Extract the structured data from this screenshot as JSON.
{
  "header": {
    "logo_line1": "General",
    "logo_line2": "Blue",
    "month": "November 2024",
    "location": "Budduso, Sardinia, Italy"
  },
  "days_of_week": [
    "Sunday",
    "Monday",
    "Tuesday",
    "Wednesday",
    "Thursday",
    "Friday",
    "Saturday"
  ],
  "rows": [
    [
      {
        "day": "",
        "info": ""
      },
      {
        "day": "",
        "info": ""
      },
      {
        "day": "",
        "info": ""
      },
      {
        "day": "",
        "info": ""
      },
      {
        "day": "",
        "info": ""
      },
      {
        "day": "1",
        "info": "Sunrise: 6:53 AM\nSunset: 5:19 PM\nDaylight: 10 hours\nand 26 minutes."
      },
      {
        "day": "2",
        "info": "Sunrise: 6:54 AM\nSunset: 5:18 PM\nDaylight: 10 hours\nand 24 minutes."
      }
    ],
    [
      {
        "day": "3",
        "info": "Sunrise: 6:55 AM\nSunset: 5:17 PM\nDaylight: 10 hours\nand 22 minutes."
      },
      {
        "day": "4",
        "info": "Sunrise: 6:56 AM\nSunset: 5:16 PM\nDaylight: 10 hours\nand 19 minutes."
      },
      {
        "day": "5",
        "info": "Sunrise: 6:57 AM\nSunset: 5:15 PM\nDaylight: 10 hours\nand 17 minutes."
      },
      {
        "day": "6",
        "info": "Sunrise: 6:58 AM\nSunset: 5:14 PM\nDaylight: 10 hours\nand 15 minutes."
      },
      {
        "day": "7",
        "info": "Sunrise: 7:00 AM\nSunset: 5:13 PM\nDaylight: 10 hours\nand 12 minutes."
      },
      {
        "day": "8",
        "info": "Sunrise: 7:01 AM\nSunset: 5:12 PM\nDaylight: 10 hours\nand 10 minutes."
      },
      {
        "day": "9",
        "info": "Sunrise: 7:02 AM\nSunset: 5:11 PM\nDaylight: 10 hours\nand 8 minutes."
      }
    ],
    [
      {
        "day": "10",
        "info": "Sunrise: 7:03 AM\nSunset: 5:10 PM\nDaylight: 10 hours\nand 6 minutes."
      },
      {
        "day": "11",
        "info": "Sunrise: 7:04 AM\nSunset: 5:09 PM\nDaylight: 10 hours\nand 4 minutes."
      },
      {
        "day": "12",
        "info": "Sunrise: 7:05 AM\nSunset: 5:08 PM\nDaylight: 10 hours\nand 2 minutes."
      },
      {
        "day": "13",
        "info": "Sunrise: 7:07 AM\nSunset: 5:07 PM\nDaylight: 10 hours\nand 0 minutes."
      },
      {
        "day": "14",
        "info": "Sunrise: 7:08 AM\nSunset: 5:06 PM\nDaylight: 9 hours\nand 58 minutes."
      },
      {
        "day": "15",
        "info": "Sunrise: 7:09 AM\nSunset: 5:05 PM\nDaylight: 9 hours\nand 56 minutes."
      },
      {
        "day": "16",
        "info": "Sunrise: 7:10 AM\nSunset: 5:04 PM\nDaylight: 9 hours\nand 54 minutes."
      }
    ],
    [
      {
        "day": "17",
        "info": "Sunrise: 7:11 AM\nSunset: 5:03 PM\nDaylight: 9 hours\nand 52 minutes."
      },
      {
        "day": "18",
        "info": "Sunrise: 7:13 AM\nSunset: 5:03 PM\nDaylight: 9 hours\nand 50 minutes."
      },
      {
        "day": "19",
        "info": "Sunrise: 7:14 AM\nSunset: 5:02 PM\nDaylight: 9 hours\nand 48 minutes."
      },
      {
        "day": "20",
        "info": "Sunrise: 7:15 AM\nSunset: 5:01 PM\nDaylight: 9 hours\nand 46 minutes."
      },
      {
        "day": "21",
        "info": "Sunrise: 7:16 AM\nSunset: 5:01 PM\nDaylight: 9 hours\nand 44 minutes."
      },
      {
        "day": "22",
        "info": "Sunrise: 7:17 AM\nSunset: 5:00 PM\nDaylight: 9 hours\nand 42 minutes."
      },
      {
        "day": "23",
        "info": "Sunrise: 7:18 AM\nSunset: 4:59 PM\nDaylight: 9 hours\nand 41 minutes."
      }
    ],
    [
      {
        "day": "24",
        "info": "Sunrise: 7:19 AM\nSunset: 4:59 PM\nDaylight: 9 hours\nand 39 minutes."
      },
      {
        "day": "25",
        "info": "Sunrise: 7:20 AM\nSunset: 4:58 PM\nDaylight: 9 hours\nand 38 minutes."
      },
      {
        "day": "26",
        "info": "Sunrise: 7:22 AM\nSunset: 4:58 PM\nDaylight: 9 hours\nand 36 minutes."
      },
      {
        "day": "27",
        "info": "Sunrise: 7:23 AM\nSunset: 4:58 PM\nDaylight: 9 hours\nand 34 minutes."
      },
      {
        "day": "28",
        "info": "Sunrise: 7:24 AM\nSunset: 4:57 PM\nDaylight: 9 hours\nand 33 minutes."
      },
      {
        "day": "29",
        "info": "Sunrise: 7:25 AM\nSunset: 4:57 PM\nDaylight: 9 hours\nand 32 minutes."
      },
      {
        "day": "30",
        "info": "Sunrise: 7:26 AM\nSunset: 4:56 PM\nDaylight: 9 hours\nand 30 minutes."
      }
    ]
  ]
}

(THE EXERCISE):
Pull out each record as written and restate it exactly.

(EXERCISE RESPONSE):
Extract the structured data from this screenshot as JSON.
{
  "header": {
    "logo_line1": "General",
    "logo_line2": "Blue",
    "month": "November 2024",
    "location": "Budduso, Sardinia, Italy"
  },
  "days_of_week": [
    "Sunday",
    "Monday",
    "Tuesday",
    "Wednesday",
    "Thursday",
    "Friday",
    "Saturday"
  ],
  "rows": [
    [
      {
        "day": "",
        "info": ""
      },
      {
        "day": "",
        "info": ""
      },
      {
        "day": "",
        "info": ""
      },
      {
        "day": "",
        "info": ""
      },
      {
        "day": "",
        "info": ""
      },
      {
        "day": "1",
        "info": "Sunrise: 6:53 AM\nSunset: 5:19 PM\nDaylight: 10 hours\nand 26 minutes."
      },
      {
        "day": "2",
        "info": "Sunrise: 6:54 AM\nSunset: 5:18 PM\nDaylight: 10 hours\nand 24 minutes."
      }
    ],
    [
      {
        "day": "3",
        "info": "Sunrise: 6:55 AM\nSunset: 5:17 PM\nDaylight: 10 hours\nand 22 minutes."
      },
      {
        "day": "4",
        "info": "Sunrise: 6:56 AM\nSunset: 5:16 PM\nDaylight: 10 hours\nand 19 minutes."
      },
      {
        "day": "5",
        "info": "Sunrise: 6:57 AM\nSunset: 5:15 PM\nDaylight: 10 hours\nand 17 minutes."
      },
      {
        "day": "6",
        "info": "Sunrise: 6:58 AM\nSunset: 5:14 PM\nDaylight: 10 hours\nand 15 minutes."
      },
      {
        "day": "7",
        "info": "Sunrise: 7:00 AM\nSunset: 5:13 PM\nDaylight: 10 hours\nand 12 minutes."
      },
      {
        "day": "8",
        "info": "Sunrise: 7:01 AM\nSunset: 5:12 PM\nDaylight: 10 hours\nand 10 minutes."
      },
      {
        "day": "9",
        "info": "Sunrise: 7:02 AM\nSunset: 5:11 PM\nDaylight: 10 hours\nand 8 minutes."
      }
    ],
    [
      {
        "day": "10",
        "info": "Sunrise: 7:03 AM\nSunset: 5:10 PM\nDaylight: 10 hours\nand 6 minutes."
      },
      {
        "day": "11",
        "info": "Sunrise: 7:04 AM\nSunset: 5:09 PM\nDaylight: 10 hours\nand 4 minutes."
      },
      {
        "day": "12",
        "info": "Sunrise: 7:05 AM\nSunset: 5:08 PM\nDaylight: 10 hours\nand 2 minutes."
      },
      {
        "day": "13",
        "info": "Sunrise: 7:07 AM\nSunset: 5:07 PM\nDaylight: 10 hours\nand 0 minutes."
      },
      {
        "day": "14",
        "info": "Sunrise: 7:08 AM\nSunset: 5:06 PM\nDaylight: 9 hours\nand 58 minutes."
      },
      {
        "day": "15",
        "info": "Sunrise: 7:09 AM\nSunset: 5:05 PM\nDaylight: 9 hours\nand 56 minutes."
      },
      {
        "day": "16",
        "info": "Sunrise: 7:10 AM\nSunset: 5:04 PM\nDaylight: 9 hours\nand 54 minutes."
      }
    ],
    [
      {
        "day": "17",
        "info": "Sunrise: 7:11 AM\nSunset: 5:03 PM\nDaylight: 9 hours\nand 52 minutes."
      },
      {
        "day": "18",
        "info": "Sunrise: 7:13 AM\nSunset: 5:03 PM\nDaylight: 9 hours\nand 50 minutes."
      },
      {
        "day": "19",
        "info": "Sunrise: 7:14 AM\nSunset: 5:02 PM\nDaylight: 9 hours\nand 48 minutes."
      },
      {
        "day": "20",
        "info": "Sunrise: 7:15 AM\nSunset: 5:01 PM\nDaylight: 9 hours\nand 46 minutes."
      },
      {
        "day": "21",
        "info": "Sunrise: 7:16 AM\nSunset: 5:01 PM\nDaylight: 9 hours\nand 44 minutes."
      },
      {
        "day": "22",
        "info": "Sunrise: 7:17 AM\nSunset: 5:00 PM\nDaylight: 9 hours\nand 42 minutes."
      },
      {
        "day": "23",
        "info": "Sunrise: 7:18 AM\nSunset: 4:59 PM\nDaylight: 9 hours\nand 41 minutes."
      }
    ],
    [
      {
        "day": "24",
        "info": "Sunrise: 7:19 AM\nSunset: 4:59 PM\nDaylight: 9 hours\nand 39 minutes."
      },
      {
        "day": "25",
        "info": "Sunrise: 7:20 AM\nSunset: 4:58 PM\nDaylight: 9 hours\nand 38 minutes."
      },
      {
        "day": "26",
        "info": "Sunrise: 7:22 AM\nSunset: 4:58 PM\nDaylight: 9 hours\nand 36 minutes."
      },
      {
        "day": "27",
        "info": "Sunrise: 7:23 AM\nSunset: 4:58 PM\nDaylight: 9 hours\nand 34 minutes."
      },
      {
        "day": "28",
        "info": "Sunrise: 7:24 AM\nSunset: 4:57 PM\nDaylight: 9 hours\nand 33 minutes."
      },
      {
        "day": "29",
        "info": "Sunrise: 7:25 AM\nSunset: 4:57 PM\nDaylight: 9 hours\nand 32 minutes."
      },
      {
        "day": "30",
        "info": "Sunrise: 7:26 AM\nSunset: 4:56 PM\nDaylight: 9 hours\nand 30 minutes."
      }
    ]
  ]
}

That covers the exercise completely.